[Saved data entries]
* START *
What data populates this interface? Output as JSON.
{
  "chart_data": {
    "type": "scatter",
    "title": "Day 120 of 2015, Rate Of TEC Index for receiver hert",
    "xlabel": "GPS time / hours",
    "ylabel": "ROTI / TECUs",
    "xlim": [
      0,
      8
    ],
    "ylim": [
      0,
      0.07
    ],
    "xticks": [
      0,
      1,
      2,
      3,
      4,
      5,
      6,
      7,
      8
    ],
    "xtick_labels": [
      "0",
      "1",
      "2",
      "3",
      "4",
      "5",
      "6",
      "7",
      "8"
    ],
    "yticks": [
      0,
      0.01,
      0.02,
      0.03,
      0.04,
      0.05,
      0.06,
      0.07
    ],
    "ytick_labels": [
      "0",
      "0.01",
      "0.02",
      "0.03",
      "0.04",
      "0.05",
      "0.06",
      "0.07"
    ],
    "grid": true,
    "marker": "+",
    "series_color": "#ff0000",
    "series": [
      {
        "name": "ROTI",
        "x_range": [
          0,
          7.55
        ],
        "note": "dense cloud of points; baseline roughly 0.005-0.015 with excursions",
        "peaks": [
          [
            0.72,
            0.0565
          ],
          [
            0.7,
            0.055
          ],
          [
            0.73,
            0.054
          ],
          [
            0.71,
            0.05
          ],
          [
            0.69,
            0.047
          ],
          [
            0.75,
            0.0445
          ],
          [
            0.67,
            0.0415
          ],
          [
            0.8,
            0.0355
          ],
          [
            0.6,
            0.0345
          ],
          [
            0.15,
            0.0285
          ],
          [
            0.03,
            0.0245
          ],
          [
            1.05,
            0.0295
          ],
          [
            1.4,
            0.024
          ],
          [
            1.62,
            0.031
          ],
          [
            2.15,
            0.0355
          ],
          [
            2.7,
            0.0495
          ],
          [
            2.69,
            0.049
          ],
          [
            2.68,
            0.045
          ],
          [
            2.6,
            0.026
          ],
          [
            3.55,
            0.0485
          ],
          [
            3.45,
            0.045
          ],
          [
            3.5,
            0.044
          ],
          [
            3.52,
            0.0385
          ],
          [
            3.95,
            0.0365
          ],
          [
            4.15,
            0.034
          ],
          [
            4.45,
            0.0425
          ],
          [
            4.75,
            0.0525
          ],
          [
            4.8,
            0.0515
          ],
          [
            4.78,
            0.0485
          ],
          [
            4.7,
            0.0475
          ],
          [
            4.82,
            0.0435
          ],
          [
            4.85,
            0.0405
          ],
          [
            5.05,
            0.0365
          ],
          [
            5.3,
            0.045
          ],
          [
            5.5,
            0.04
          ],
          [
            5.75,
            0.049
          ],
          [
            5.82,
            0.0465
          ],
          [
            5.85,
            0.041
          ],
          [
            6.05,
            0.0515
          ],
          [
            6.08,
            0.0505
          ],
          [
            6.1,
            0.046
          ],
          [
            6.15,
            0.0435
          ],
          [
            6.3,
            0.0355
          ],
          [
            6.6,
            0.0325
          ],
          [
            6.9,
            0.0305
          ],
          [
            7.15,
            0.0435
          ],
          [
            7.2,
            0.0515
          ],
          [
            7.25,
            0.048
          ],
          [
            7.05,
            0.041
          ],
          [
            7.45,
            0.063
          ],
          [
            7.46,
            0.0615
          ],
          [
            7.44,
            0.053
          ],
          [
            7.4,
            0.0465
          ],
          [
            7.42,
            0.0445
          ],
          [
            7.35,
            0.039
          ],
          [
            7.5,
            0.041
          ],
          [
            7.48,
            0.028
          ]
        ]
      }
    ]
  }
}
* END *
▸ Written instruction: The full set of records should be duplicated exactly.

▸ Solution for this exercise:
What data populates this interface? Output as JSON.
{
  "chart_data": {
    "type": "scatter",
    "title": "Day 120 of 2015, Rate Of TEC Index for receiver hert",
    "xlabel": "GPS time / hours",
    "ylabel": "ROTI / TECUs",
    "xlim": [
      0,
      8
    ],
    "ylim": [
      0,
      0.07
    ],
    "xticks": [
      0,
      1,
      2,
      3,
      4,
      5,
      6,
      7,
      8
    ],
    "xtick_labels": [
      "0",
      "1",
      "2",
      "3",
      "4",
      "5",
      "6",
      "7",
      "8"
    ],
    "yticks": [
      0,
      0.01,
      0.02,
      0.03,
      0.04,
      0.05,
      0.06,
      0.07
    ],
    "ytick_labels": [
      "0",
      "0.01",
      "0.02",
      "0.03",
      "0.04",
      "0.05",
      "0.06",
      "0.07"
    ],
    "grid": true,
    "marker": "+",
    "series_color": "#ff0000",
    "series": [
      {
        "name": "ROTI",
        "x_range": [
          0,
          7.55
        ],
        "note": "dense cloud of points; baseline roughly 0.005-0.015 with excursions",
        "peaks": [
          [
            0.72,
            0.0565
          ],
          [
            0.7,
            0.055
          ],
          [
            0.73,
            0.054
          ],
          [
            0.71,
            0.05
          ],
          [
            0.69,
            0.047
          ],
          [
            0.75,
            0.0445
          ],
          [
            0.67,
            0.0415
          ],
          [
            0.8,
            0.0355
          ],
          [
            0.6,
            0.0345
          ],
          [
            0.15,
            0.0285
          ],
          [
            0.03,
            0.0245
          ],
          [
            1.05,
            0.0295
          ],
          [
            1.4,
            0.024
          ],
          [
            1.62,
            0.031
          ],
          [
            2.15,
            0.0355
          ],
          [
            2.7,
            0.0495
          ],
          [
            2.69,
            0.049
          ],
          [
            2.68,
            0.045
          ],
          [
            2.6,
            0.026
          ],
          [
            3.55,
            0.0485
          ],
          [
            3.45,
            0.045
          ],
          [
            3.5,
            0.044
          ],
          [
            3.52,
            0.0385
          ],
          [
            3.95,
            0.0365
          ],
          [
            4.15,
            0.034
          ],
          [
            4.45,
            0.0425
          ],
          [
            4.75,
            0.0525
          ],
          [
            4.8,
            0.0515
          ],
          [
            4.78,
            0.0485
          ],
          [
            4.7,
            0.0475
          ],
          [
            4.82,
            0.0435
          ],
          [
            4.85,
            0.0405
          ],
          [
            5.05,
            0.0365
          ],
          [
            5.3,
            0.045
          ],
          [
            5.5,
            0.04
          ],
          [
            5.75,
            0.049
          ],
          [
            5.82,
            0.0465
          ],
          [
            5.85,
            0.041
          ],
          [
            6.05,
            0.0515
          ],
          [
            6.08,
            0.0505
          ],
          [
            6.1,
            0.046
          ],
          [
            6.15,
            0.0435
          ],
          [
            6.3,
            0.0355
          ],
          [
            6.6,
            0.0325
          ],
          [
            6.9,
            0.0305
          ],
          [
            7.15,
            0.0435
          ],
          [
            7.2,
            0.0515
          ],
          [
            7.25,
            0.048
          ],
          [
            7.05,
            0.041
          ],
          [
            7.45,
            0.063
          ],
          [
            7.46,
            0.0615
          ],
          [
            7.44,
            0.053
          ],
          [
            7.4,
            0.0465
          ],
          [
            7.42,
            0.0445
          ],
          [
            7.35,
            0.039
          ],
          [
            7.5,
            0.041
          ],
          [
            7.48,
            0.028
          ]
        ]
      }
    ]
  }
}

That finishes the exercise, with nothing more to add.